Lines of data
____________________
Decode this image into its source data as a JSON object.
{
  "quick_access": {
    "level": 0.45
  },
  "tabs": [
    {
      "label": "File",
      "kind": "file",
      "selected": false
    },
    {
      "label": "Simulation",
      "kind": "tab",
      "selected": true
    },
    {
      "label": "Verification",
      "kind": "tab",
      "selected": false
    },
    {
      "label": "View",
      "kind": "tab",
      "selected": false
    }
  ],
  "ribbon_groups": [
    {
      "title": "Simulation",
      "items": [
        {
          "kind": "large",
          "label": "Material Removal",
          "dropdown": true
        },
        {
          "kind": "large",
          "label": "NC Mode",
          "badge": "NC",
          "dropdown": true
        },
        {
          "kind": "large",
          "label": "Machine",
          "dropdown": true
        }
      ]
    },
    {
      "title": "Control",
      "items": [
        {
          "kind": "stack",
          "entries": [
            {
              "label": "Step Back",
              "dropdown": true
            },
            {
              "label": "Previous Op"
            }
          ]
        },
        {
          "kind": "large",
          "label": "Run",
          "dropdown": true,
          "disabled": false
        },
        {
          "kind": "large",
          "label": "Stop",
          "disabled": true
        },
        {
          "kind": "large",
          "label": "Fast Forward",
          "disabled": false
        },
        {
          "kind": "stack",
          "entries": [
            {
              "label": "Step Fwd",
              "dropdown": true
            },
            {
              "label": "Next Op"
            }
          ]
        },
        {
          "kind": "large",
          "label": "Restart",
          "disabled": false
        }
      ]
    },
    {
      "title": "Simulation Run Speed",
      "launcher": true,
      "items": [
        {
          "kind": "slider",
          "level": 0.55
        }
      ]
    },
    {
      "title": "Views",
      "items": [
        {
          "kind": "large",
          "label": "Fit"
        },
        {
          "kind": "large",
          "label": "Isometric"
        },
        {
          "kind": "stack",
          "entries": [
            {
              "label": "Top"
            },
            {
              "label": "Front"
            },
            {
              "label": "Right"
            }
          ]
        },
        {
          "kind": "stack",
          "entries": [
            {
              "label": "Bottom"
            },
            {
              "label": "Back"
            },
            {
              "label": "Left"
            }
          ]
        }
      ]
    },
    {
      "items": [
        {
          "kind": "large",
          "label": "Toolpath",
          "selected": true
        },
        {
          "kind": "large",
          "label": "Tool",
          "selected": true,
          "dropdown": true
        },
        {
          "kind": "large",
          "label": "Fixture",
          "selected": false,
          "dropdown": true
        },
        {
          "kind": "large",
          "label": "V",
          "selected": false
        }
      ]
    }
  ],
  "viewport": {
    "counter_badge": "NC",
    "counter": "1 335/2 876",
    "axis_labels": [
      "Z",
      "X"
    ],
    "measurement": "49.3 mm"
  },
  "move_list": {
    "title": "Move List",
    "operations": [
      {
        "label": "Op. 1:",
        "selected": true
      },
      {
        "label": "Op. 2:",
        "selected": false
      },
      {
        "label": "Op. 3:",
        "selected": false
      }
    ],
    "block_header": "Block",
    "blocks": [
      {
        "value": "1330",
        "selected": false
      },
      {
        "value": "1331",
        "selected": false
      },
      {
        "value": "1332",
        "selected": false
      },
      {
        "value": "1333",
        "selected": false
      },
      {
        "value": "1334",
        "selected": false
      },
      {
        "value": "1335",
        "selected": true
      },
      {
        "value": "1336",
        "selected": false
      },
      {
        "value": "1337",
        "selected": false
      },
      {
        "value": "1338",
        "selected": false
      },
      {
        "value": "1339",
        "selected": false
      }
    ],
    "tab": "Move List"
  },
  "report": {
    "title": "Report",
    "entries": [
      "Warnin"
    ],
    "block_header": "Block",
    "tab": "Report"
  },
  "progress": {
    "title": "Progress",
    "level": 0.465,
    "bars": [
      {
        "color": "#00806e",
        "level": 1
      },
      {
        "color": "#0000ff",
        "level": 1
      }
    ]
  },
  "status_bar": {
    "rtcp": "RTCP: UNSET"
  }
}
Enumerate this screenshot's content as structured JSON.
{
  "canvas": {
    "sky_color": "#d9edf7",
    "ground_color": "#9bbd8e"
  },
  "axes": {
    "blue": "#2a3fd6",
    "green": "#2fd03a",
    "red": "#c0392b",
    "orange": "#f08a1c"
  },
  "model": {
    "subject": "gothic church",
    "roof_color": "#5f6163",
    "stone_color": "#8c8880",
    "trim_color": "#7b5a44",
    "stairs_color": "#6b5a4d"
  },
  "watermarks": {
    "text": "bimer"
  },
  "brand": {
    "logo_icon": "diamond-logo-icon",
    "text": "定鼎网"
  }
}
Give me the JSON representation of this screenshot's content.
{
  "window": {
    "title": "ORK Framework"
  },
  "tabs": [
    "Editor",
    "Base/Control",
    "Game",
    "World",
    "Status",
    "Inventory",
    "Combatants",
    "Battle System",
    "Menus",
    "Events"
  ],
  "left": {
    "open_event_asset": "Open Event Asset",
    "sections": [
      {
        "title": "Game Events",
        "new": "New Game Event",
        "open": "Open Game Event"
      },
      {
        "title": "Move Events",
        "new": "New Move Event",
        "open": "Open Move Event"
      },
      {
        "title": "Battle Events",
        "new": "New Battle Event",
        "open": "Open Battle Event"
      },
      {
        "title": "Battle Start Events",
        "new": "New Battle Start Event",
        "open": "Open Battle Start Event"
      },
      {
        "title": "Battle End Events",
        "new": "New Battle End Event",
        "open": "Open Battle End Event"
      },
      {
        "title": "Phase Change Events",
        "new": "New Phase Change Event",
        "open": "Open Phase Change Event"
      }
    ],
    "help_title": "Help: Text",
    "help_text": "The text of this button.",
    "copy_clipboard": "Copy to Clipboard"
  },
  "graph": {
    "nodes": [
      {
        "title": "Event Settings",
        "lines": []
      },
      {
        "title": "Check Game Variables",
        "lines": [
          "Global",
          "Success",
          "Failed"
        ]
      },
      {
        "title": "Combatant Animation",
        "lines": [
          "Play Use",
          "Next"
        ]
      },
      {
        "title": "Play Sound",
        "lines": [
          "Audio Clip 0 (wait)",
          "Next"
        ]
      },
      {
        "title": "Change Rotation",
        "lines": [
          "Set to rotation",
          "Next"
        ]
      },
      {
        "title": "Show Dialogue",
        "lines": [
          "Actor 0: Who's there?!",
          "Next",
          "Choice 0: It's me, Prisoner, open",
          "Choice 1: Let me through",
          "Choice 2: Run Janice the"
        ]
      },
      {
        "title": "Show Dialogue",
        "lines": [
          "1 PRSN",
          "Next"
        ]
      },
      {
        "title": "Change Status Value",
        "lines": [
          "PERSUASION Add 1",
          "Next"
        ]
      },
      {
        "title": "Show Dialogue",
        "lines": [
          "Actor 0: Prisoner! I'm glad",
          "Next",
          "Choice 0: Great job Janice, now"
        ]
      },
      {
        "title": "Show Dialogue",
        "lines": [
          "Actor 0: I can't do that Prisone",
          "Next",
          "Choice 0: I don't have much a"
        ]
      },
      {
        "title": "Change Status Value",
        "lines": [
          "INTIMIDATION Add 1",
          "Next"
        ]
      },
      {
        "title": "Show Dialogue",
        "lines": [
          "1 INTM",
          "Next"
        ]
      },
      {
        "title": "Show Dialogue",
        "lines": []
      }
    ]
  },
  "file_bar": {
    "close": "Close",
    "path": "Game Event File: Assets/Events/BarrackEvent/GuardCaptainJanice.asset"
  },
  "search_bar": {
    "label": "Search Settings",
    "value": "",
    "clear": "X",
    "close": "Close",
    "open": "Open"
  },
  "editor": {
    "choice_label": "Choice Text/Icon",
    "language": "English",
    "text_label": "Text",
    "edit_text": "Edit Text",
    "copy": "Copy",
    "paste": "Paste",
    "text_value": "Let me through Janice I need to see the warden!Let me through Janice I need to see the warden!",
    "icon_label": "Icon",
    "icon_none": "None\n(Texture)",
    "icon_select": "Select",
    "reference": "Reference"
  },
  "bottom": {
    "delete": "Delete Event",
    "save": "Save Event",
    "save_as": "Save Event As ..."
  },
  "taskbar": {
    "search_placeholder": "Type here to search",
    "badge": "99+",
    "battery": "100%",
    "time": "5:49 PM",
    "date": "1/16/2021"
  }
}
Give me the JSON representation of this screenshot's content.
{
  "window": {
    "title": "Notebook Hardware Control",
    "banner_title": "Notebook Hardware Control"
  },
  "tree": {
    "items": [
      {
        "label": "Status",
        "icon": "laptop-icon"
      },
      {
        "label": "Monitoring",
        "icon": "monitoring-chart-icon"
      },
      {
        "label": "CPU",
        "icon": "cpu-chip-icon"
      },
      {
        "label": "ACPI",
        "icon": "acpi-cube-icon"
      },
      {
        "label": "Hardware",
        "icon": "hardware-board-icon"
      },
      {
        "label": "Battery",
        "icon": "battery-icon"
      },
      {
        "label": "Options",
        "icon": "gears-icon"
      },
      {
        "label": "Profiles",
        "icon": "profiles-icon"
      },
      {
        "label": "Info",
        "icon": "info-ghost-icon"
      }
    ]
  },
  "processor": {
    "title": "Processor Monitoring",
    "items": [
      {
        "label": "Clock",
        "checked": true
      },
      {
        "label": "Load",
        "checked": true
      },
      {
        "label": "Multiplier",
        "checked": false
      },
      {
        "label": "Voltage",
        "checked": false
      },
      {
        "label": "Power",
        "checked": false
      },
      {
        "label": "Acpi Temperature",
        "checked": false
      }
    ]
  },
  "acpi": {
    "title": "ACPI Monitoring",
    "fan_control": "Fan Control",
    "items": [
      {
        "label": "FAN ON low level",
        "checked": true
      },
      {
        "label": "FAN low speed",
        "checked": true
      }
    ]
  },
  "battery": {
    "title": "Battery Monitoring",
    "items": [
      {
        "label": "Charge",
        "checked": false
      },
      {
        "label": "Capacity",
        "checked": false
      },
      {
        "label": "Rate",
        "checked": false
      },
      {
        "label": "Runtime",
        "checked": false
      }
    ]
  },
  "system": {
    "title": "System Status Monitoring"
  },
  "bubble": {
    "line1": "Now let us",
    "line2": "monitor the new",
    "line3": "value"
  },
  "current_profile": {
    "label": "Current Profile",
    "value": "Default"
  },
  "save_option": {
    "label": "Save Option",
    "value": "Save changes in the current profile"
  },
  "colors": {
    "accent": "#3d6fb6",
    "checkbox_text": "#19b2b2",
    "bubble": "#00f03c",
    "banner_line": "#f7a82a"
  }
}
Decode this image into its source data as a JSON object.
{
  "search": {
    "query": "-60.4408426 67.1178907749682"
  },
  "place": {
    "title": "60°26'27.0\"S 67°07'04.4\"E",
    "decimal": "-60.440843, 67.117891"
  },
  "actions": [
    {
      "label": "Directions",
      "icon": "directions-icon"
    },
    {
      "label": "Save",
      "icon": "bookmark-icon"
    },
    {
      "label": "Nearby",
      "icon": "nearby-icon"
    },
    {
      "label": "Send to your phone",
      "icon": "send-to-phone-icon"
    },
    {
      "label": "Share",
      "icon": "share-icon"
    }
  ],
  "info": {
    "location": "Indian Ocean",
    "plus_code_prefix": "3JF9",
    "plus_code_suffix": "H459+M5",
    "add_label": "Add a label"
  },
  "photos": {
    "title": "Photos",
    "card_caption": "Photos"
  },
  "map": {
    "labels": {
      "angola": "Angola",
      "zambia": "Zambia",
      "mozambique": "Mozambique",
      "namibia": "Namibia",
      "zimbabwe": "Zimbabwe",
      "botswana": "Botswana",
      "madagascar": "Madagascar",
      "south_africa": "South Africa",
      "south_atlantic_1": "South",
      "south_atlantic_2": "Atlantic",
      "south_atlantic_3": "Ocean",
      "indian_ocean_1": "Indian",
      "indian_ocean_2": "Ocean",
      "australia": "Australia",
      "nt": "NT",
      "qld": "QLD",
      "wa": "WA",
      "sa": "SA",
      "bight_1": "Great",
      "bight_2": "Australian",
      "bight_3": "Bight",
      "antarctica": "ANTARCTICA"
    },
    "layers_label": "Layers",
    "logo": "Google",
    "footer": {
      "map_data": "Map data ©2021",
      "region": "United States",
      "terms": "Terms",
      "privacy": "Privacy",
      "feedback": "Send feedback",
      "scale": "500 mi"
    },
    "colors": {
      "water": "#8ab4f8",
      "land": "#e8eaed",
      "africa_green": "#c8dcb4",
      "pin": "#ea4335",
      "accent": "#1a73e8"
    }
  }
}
____________________
§ Your task
Which lines hold the word "Settings"? Copy every one of them.

§ Solved problem
        "title": "Event Settings",
    "label": "Search Settings",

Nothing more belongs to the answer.